§ **提取文本**:
▬▬▬▬▬▬▬▬▬▬
您的当前位置：首页正文

Golang 深度剖析 -- Map的实现原理

来源：易榕旅网

Golang标准库实现了Map容器，在很多业务场景都会用到这个容器，但是使用不当有可能会出现问题，这里我们来探究Map底层到底是如何实现的。

Map的实现在runtime/map.go，首先有这么一段介绍:

// A map is just a hash table. The data is arranged
// into an array of buckets. Each bucket contains up to
// 8 key/elem pairs. The low-order bits of the hash are
// used to select a bucket. Each bucket contains a few
// high-order bits of each hash to distinguish the entries
// within a single bucket.
// If more than 8 keys hash to a bucket, we chain on
// extra buckets.
▬▬▬▬▬▬▬▬▬▬
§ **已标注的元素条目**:
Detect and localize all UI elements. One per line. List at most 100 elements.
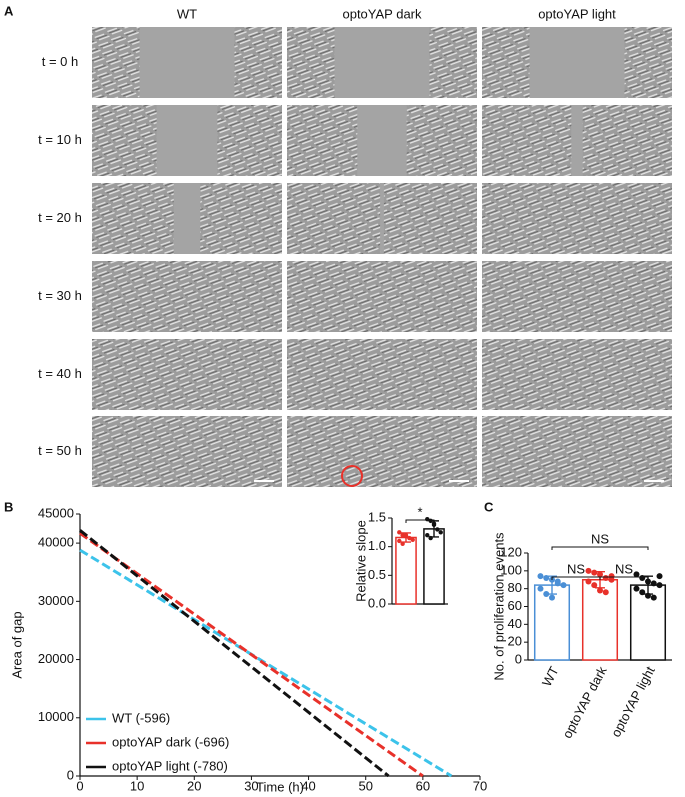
panel-label: C <box>484 499 494 514</box>
data-point <box>438 530 443 535</box>
y-tick-label: 45000 <box>38 505 74 520</box>
significance-label: * <box>417 504 422 519</box>
x-tick-label: 10 <box>130 778 144 793</box>
x-tick-label: 70 <box>473 778 487 793</box>
data-point <box>597 587 603 594</box>
row-label: t = 30 h <box>38 288 82 303</box>
cell-region <box>166 339 282 410</box>
micrograph <box>287 416 477 487</box>
data-point <box>650 594 657 601</box>
data-point <box>560 582 567 589</box>
cell-region <box>482 27 530 98</box>
micrograph <box>92 105 282 176</box>
column-header: optoYAP light <box>538 6 616 21</box>
data-point <box>428 535 433 541</box>
data-point <box>585 578 592 585</box>
data-point <box>602 574 609 581</box>
y-axis-label: No. of proliferation events <box>491 532 506 681</box>
cell-region <box>92 105 157 176</box>
data-point <box>397 538 402 544</box>
row-label: t = 50 h <box>38 443 82 458</box>
panel-label: A <box>4 3 14 18</box>
y-axis-label: Area of gap <box>9 611 24 678</box>
cell-region <box>92 27 140 98</box>
y-tick-label: 120 <box>500 544 522 559</box>
legend-label: WT (-596) <box>112 710 170 725</box>
fit-line <box>79 531 424 778</box>
cell-region <box>499 261 672 332</box>
x-axis-label: Time (h) <box>256 779 304 794</box>
data-point <box>543 591 550 598</box>
data-point <box>403 533 409 538</box>
data-point <box>537 585 544 592</box>
data-point <box>633 571 640 578</box>
y-tick-label: 1.5 <box>368 509 386 524</box>
cell-region <box>582 105 672 176</box>
y-tick-label: 20000 <box>38 651 74 666</box>
data-point <box>650 580 657 587</box>
micrograph <box>482 261 672 332</box>
micrograph <box>482 27 672 98</box>
y-tick-label: 40 <box>508 616 522 631</box>
cell-region <box>406 105 477 176</box>
cell-region <box>482 105 572 176</box>
row-label: t = 20 h <box>38 210 82 225</box>
column-header: optoYAP dark <box>342 6 422 21</box>
micrograph <box>287 27 477 98</box>
micrograph <box>92 261 282 332</box>
significance-label: NS <box>615 561 633 576</box>
cell-region <box>287 183 381 254</box>
y-tick-label: 80 <box>508 580 522 595</box>
micrograph <box>482 183 672 254</box>
data-point <box>407 535 412 541</box>
cell-region <box>287 27 335 98</box>
cell-region <box>338 339 477 410</box>
data-point <box>645 592 651 599</box>
cell-region <box>92 183 174 254</box>
micrograph <box>92 27 282 98</box>
chart: B 0 10000 20000 30000 40000 45000 Area of gap 0 1… <box>4 499 487 794</box>
data-point <box>639 574 646 581</box>
bar <box>395 536 417 605</box>
cell-region <box>429 27 477 98</box>
data-point <box>597 571 603 578</box>
cell-region <box>383 183 477 254</box>
micrograph <box>92 339 282 410</box>
data-point <box>537 573 544 580</box>
significance-bracket <box>599 576 649 580</box>
data-point <box>400 541 405 546</box>
micrograph <box>287 261 477 332</box>
cell-region <box>234 27 282 98</box>
row-label: t = 0 h <box>42 54 79 69</box>
data-point <box>656 582 663 589</box>
data-point <box>639 589 646 596</box>
y-tick-label: 0 <box>515 651 522 666</box>
y-tick-label: 40000 <box>38 535 74 550</box>
data-point <box>428 518 433 524</box>
legend-label: optoYAP dark (-696) <box>112 734 229 749</box>
y-axis-label: Relative slope <box>353 520 368 602</box>
cell-region <box>287 105 358 176</box>
data-point <box>645 578 651 585</box>
bar <box>423 528 445 605</box>
micrograph <box>482 339 672 410</box>
data-point <box>400 533 405 538</box>
micrograph <box>482 416 672 487</box>
data-point <box>585 567 592 574</box>
x-tick-label: 30 <box>244 778 258 793</box>
y-tick-label: 20 <box>508 634 522 649</box>
cell-region <box>183 261 282 332</box>
data-point <box>608 573 615 580</box>
micrograph <box>482 105 672 176</box>
x-tick-label: WT <box>539 664 562 689</box>
x-tick-label: 60 <box>416 778 430 793</box>
x-tick-label: 20 <box>187 778 201 793</box>
data-point <box>431 521 437 526</box>
y-tick-label: 0.0 <box>368 595 386 610</box>
cell-region <box>482 339 672 410</box>
panel-label: B <box>4 499 13 514</box>
data-point <box>397 530 402 535</box>
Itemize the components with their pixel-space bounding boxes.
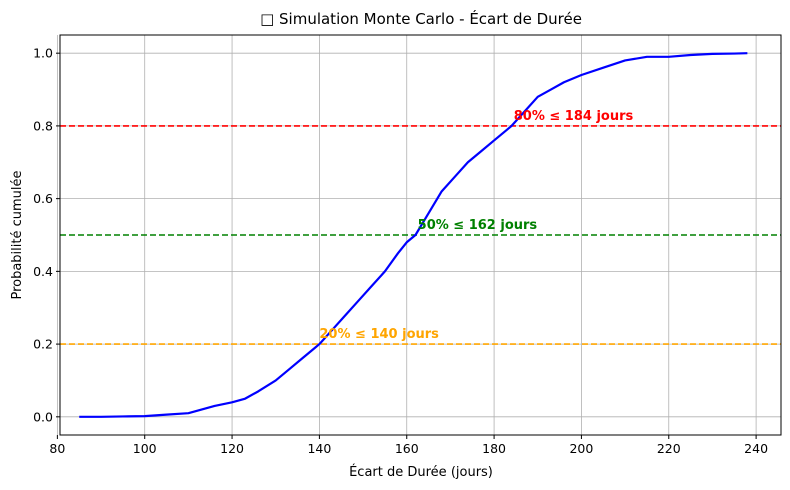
x-tick-label: 140 <box>307 441 331 456</box>
x-tick-label: 120 <box>220 441 244 456</box>
annotations: 80% ≤ 184 jours 50% ≤ 162 jours 20% ≤ 140 … <box>319 109 633 342</box>
x-axis-ticks: 80 100 120 140 160 180 200 220 240 <box>49 435 768 456</box>
x-tick-label: 160 <box>395 441 419 456</box>
x-tick-label: 100 <box>133 441 157 456</box>
y-tick-label: 0.4 <box>33 264 53 279</box>
x-axis-title: Écart de Durée (jours) <box>349 464 493 480</box>
x-tick-label: 220 <box>657 441 681 456</box>
y-tick-label: 0.6 <box>33 191 53 206</box>
reference-line-label: 80% ≤ 184 jours <box>514 109 634 124</box>
chart-title: □ Simulation Monte Carlo - Écart de Duré… <box>260 9 582 28</box>
cdf-line <box>79 52 748 418</box>
x-tick-label: 80 <box>49 441 65 456</box>
reference-line-label: 50% ≤ 162 jours <box>418 218 538 233</box>
y-tick-label: 1.0 <box>33 46 53 61</box>
x-tick-label: 180 <box>482 441 506 456</box>
y-axis-title: Probabilité cumulée <box>10 170 25 299</box>
reference-line-label: 20% ≤ 140 jours <box>319 327 439 342</box>
x-tick-label: 240 <box>744 441 768 456</box>
reference-lines <box>60 125 781 345</box>
plot-frame <box>59 34 782 436</box>
y-tick-label: 0.0 <box>33 409 53 424</box>
series-layer <box>79 52 748 418</box>
y-tick-label: 0.2 <box>33 337 53 352</box>
x-tick-label: 200 <box>569 441 593 456</box>
y-tick-label: 0.8 <box>33 118 53 133</box>
y-axis-ticks: 0.0 0.2 0.4 0.6 0.8 1.0 <box>33 46 60 424</box>
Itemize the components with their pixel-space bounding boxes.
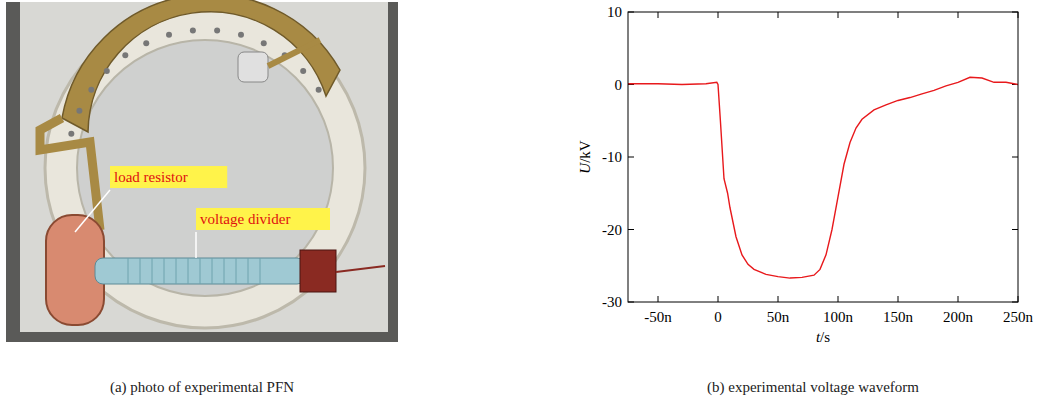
y-axis-title: U/kV [577,140,593,174]
waveform-line [628,77,1018,278]
divider-fin [248,258,249,284]
x-tick [838,296,839,302]
bolt [122,52,128,58]
bolt [166,32,172,38]
x-tick-label: 100n [823,309,854,325]
x-tick-top [718,12,719,18]
plot-area [628,77,1018,278]
caption: (b) experimental voltage waveform [707,379,919,396]
bolt [261,40,267,46]
box-floor [20,2,388,332]
bolt [76,108,82,114]
x-tick [958,296,959,302]
divider-fin [224,258,225,284]
connector [300,250,336,292]
y-tick [628,229,634,230]
x-tick [778,296,779,302]
divider-fin [200,258,201,284]
divider-fin [128,258,129,284]
bolt [88,87,94,93]
divider-fin [212,258,213,284]
x-tick-top [958,12,959,18]
leader [75,190,110,232]
bolt [238,32,244,38]
x-tick-label: 200n [943,309,974,325]
photo-label: voltage divider [200,211,290,227]
x-tick-top [658,12,659,18]
y-tick-right [1012,157,1018,158]
y-tick-label: -30 [602,294,622,310]
inner-plate [77,40,333,296]
divider-fin [260,258,261,284]
y-tick-label: 10 [607,4,622,20]
x-tick-label: 0 [714,309,722,325]
x-tick-label: 50n [767,309,790,325]
chart-panel: -50n 0 50n 100n 150n 200n 250n -30 -20 -10 0 10 t/s U… [577,4,1034,396]
bolt [214,28,220,34]
leader [195,232,197,258]
x-tick-top [898,12,899,18]
cable [336,266,385,272]
title-unit: /kV [577,140,593,163]
y-tick-label: -20 [602,222,622,238]
divider-fin [140,258,141,284]
title-unit: /s [820,329,830,345]
x-axis-title: t/s [816,329,830,345]
bolt [143,40,149,46]
caption: (a) photo of experimental PFN [110,379,294,396]
brass-arc [62,0,340,132]
y-tick-label: 0 [615,77,623,93]
y-tick-label: -10 [602,149,622,165]
bolt [316,87,322,93]
divider-fin [188,258,189,284]
x-tick [658,296,659,302]
x-tick-top [778,12,779,18]
x-tick-label: -50n [644,309,672,325]
bolt [300,68,306,74]
x-tick-label: 250n [1003,309,1034,325]
photo-background [6,2,398,342]
plot-frame [628,12,1018,302]
x-tick [898,296,899,302]
x-tick-top [838,12,839,18]
bolt [104,68,110,74]
switch-arm [268,40,320,66]
bolt [68,131,74,137]
x-tick [718,296,719,302]
y-tick [628,157,634,158]
divider-fin [164,258,165,284]
voltage-divider-shape [95,258,305,284]
divider-fin [152,258,153,284]
label-box [110,166,227,188]
divider-fin [236,258,237,284]
divider-fin [176,258,177,284]
photo-panel: load resistor voltage divider [6,0,398,342]
x-tick-label: 150n [883,309,914,325]
y-tick-right [1012,229,1018,230]
switch [238,52,268,82]
bolt [190,28,196,34]
label-box [196,208,330,230]
photo-label: load resistor [114,169,188,185]
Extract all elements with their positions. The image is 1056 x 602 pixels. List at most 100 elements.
▬▬▬▬▬▬▬▬▬▬
§ **任务说明**:
**A)** 根据提取文本回答：
(i) Map 的实现位于哪个文件？
(ii) 每个 bucket 最多包含多少个 key/elem 对？
(iii) 选择 bucket 时用的是哈希值的哪一部分？
**B)** 照原样抄写提取文本中从“Golang 深度剖析 -- Map的实现原理”起、到“a single bucket.”为止的部分，两端都包括在内。

§ **预期结果**:
**A)**
(i) runtime/map.go
(ii) 8 个
(iii) 哈希值的低位（low-order bits）

**B)**
Golang 深度剖析 -- Map的实现原理

来源：易榕旅网

Golang标准库实现了Map容器，在很多业务场景都会用到这个容器，但是使用不当有可能会出现问题，这里我们来探究Map底层到底是如何实现的。

Map的实现在runtime/map.go，首先有这么一段介绍:

// A map is just a hash table. The data is arranged
// into an array of buckets. Each bucket contains up to
// 8 key/elem pairs. The low-order bits of the hash are
// used to select a bucket. Each bucket contains a few
// high-order bits of each hash to distinguish the entries
// within a single bucket.